* [Data provided]
•••••

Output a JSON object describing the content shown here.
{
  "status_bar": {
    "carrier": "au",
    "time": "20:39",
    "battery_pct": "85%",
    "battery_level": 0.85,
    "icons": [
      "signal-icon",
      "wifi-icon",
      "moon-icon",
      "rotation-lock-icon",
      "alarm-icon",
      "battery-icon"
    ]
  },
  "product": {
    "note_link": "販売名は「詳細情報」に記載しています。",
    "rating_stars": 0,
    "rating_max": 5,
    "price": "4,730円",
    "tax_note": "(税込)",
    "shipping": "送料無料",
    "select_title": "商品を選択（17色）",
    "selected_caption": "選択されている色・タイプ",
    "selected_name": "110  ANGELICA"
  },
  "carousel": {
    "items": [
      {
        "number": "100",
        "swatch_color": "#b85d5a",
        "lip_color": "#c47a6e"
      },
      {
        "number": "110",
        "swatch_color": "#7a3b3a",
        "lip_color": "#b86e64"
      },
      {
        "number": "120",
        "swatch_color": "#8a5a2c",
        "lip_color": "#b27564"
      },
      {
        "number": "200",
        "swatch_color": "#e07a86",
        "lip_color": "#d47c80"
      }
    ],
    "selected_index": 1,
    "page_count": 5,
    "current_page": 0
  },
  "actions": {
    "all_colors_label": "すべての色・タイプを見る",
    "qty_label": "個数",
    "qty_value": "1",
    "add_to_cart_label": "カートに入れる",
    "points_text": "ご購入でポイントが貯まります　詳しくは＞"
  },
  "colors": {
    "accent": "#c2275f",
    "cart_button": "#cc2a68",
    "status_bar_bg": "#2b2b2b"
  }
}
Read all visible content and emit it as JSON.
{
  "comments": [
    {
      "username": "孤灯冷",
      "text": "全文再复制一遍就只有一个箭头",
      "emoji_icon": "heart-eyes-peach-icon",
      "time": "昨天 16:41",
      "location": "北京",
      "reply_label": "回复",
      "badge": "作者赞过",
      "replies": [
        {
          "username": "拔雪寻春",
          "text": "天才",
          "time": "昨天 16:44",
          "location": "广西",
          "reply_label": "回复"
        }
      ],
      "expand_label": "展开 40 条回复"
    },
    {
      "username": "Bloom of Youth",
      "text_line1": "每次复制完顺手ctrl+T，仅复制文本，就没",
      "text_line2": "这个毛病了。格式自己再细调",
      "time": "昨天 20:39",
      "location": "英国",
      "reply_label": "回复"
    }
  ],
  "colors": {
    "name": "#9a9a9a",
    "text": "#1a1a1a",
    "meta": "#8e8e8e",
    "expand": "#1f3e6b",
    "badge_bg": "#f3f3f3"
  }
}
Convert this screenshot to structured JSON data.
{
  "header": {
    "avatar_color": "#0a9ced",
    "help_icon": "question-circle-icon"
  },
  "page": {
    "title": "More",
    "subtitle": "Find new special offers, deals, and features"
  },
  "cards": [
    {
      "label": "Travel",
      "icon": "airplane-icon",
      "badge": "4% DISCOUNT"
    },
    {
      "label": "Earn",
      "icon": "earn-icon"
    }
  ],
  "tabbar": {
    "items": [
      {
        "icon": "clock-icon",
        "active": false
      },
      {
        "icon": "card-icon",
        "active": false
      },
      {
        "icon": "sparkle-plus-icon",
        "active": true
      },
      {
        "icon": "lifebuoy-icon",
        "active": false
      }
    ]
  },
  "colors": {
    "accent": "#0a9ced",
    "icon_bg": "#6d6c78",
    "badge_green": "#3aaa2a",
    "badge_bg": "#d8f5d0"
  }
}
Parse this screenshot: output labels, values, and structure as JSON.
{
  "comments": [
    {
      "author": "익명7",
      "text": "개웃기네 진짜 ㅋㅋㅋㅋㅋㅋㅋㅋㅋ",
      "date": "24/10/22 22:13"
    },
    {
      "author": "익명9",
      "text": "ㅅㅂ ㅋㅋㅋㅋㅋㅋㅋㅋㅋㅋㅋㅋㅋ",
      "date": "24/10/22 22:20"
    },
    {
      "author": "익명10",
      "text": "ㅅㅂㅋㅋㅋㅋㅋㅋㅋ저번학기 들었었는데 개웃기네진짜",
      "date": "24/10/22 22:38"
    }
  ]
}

•••••

* [Objective]
Write the lines out verbatim, from the one with "Parse this screenshot: output" through the last line of the entries, and stop there.

* [Solution to this problem]
Parse this screenshot: output labels, values, and structure as JSON.
{
  "comments": [
    {
      "author": "익명7",
      "text": "개웃기네 진짜 ㅋㅋㅋㅋㅋㅋㅋㅋㅋ",
      "date": "24/10/22 22:13"
    },
    {
      "author": "익명9",
      "text": "ㅅㅂ ㅋㅋㅋㅋㅋㅋㅋㅋㅋㅋㅋㅋㅋ",
      "date": "24/10/22 22:20"
    },
    {
      "author": "익명10",
      "text": "ㅅㅂㅋㅋㅋㅋㅋㅋㅋ저번학기 들었었는데 개웃기네진짜",
      "date": "24/10/22 22:38"
    }
  ]
}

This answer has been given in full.